#### EXERCISE INPUT
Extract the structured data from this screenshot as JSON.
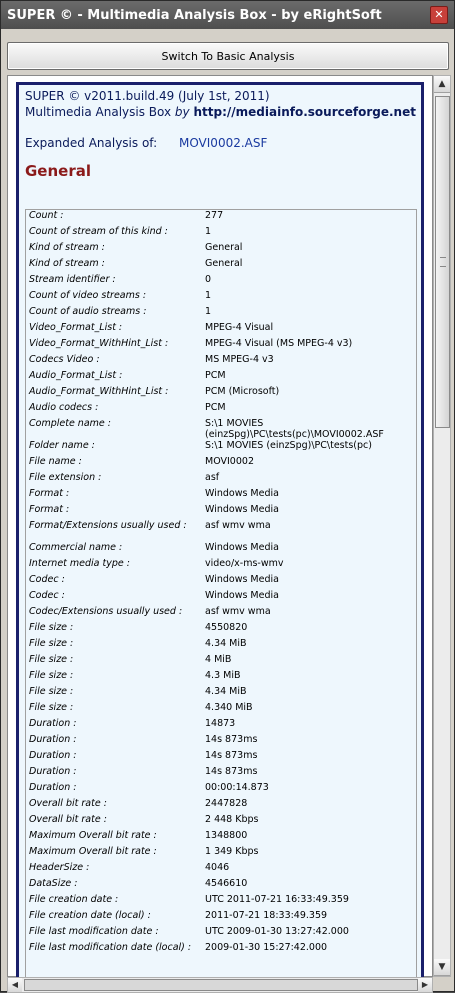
{
  "window": {
    "title": "SUPER ©  -  Multimedia Analysis Box  -  by eRightSoft",
    "close_glyph": "✕"
  },
  "toolbar": {
    "switch_label": "Switch To Basic Analysis"
  },
  "header": {
    "version": "SUPER © v2011.build.49 (July 1st, 2011)",
    "product": "Multimedia Analysis Box",
    "by": "by",
    "link": "http://mediainfo.sourceforge.net"
  },
  "expanded": {
    "label": "Expanded Analysis of:",
    "filename": "MOVI0002.ASF"
  },
  "section": {
    "title": "General"
  },
  "rows": [
    {
      "k": "Count :",
      "v": "277"
    },
    {
      "k": "Count of stream of this kind :",
      "v": "1"
    },
    {
      "k": "Kind of stream :",
      "v": "General"
    },
    {
      "k": "Kind of stream :",
      "v": "General"
    },
    {
      "k": "Stream identifier :",
      "v": "0"
    },
    {
      "k": "Count of video streams :",
      "v": "1"
    },
    {
      "k": "Count of audio streams :",
      "v": "1"
    },
    {
      "k": "Video_Format_List :",
      "v": "MPEG-4 Visual"
    },
    {
      "k": "Video_Format_WithHint_List :",
      "v": "MPEG-4 Visual (MS MPEG-4 v3)"
    },
    {
      "k": "Codecs Video :",
      "v": "MS MPEG-4 v3"
    },
    {
      "k": "Audio_Format_List :",
      "v": "PCM"
    },
    {
      "k": "Audio_Format_WithHint_List :",
      "v": "PCM (Microsoft)"
    },
    {
      "k": "Audio codecs :",
      "v": "PCM"
    },
    {
      "k": "Complete name :",
      "v": "S:\\1 MOVIES (einzSpg)\\PC\\tests(pc)\\MOVI0002.ASF",
      "tall": true
    },
    {
      "k": "Folder name :",
      "v": "S:\\1 MOVIES (einzSpg)\\PC\\tests(pc)"
    },
    {
      "k": "File name :",
      "v": "MOVI0002"
    },
    {
      "k": "File extension :",
      "v": "asf"
    },
    {
      "k": "Format :",
      "v": "Windows Media"
    },
    {
      "k": "Format :",
      "v": "Windows Media"
    },
    {
      "k": "Format/Extensions usually used :",
      "v": "asf wmv wma",
      "tall": true
    },
    {
      "k": "Commercial name :",
      "v": "Windows Media"
    },
    {
      "k": "Internet media type :",
      "v": "video/x-ms-wmv"
    },
    {
      "k": "Codec :",
      "v": "Windows Media"
    },
    {
      "k": "Codec :",
      "v": "Windows Media"
    },
    {
      "k": "Codec/Extensions usually used :",
      "v": "asf wmv wma"
    },
    {
      "k": "File size :",
      "v": "4550820"
    },
    {
      "k": "File size :",
      "v": "4.34 MiB"
    },
    {
      "k": "File size :",
      "v": "4 MiB"
    },
    {
      "k": "File size :",
      "v": "4.3 MiB"
    },
    {
      "k": "File size :",
      "v": "4.34 MiB"
    },
    {
      "k": "File size :",
      "v": "4.340 MiB"
    },
    {
      "k": "Duration :",
      "v": "14873"
    },
    {
      "k": "Duration :",
      "v": "14s 873ms"
    },
    {
      "k": "Duration :",
      "v": "14s 873ms"
    },
    {
      "k": "Duration :",
      "v": "14s 873ms"
    },
    {
      "k": "Duration :",
      "v": "00:00:14.873"
    },
    {
      "k": "Overall bit rate :",
      "v": "2447828"
    },
    {
      "k": "Overall bit rate :",
      "v": "2 448 Kbps"
    },
    {
      "k": "Maximum Overall bit rate :",
      "v": "1348800"
    },
    {
      "k": "Maximum Overall bit rate :",
      "v": "1 349 Kbps"
    },
    {
      "k": "HeaderSize :",
      "v": "4046"
    },
    {
      "k": "DataSize :",
      "v": "4546610"
    },
    {
      "k": "File creation date :",
      "v": "UTC 2011-07-21 16:33:49.359"
    },
    {
      "k": "File creation date (local) :",
      "v": "2011-07-21 18:33:49.359"
    },
    {
      "k": "File last modification date :",
      "v": "UTC 2009-01-30 13:27:42.000"
    },
    {
      "k": "File last modification date (local) :",
      "v": "2009-01-30 15:27:42.000",
      "tall": true
    }
  ],
  "scrollbar": {
    "up_glyph": "▲",
    "down_glyph": "▼",
    "left_glyph": "◀",
    "right_glyph": "▶"
  }
}
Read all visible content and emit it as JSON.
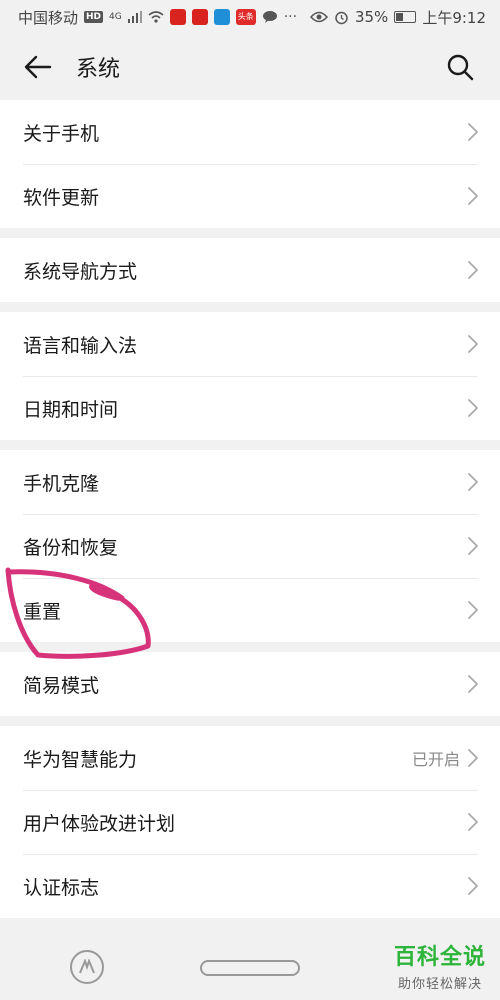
{
  "status_bar": {
    "carrier": "中国移动",
    "hd": "HD",
    "network": "4G",
    "news_app": "头条",
    "dots": "···",
    "battery": "35%",
    "time": "上午9:12"
  },
  "header": {
    "title": "系统"
  },
  "groups": [
    {
      "items": [
        {
          "label": "关于手机"
        },
        {
          "label": "软件更新"
        }
      ]
    },
    {
      "items": [
        {
          "label": "系统导航方式"
        }
      ]
    },
    {
      "items": [
        {
          "label": "语言和输入法"
        },
        {
          "label": "日期和时间"
        }
      ]
    },
    {
      "items": [
        {
          "label": "手机克隆"
        },
        {
          "label": "备份和恢复"
        },
        {
          "label": "重置"
        }
      ]
    },
    {
      "items": [
        {
          "label": "简易模式"
        }
      ]
    },
    {
      "items": [
        {
          "label": "华为智慧能力",
          "value": "已开启"
        },
        {
          "label": "用户体验改进计划"
        },
        {
          "label": "认证标志"
        }
      ]
    }
  ],
  "watermark": {
    "main": "百科全说",
    "sub": "助你轻松解决"
  },
  "colors": {
    "scribble": "#d6337a",
    "watermark": "#2db43a"
  }
}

#### TASK DETAILS
Report all lines of the data that include the word "creation".

#### PROBLEM SOLUTION
      "k": "File creation date :",
      "k": "File creation date (local) :",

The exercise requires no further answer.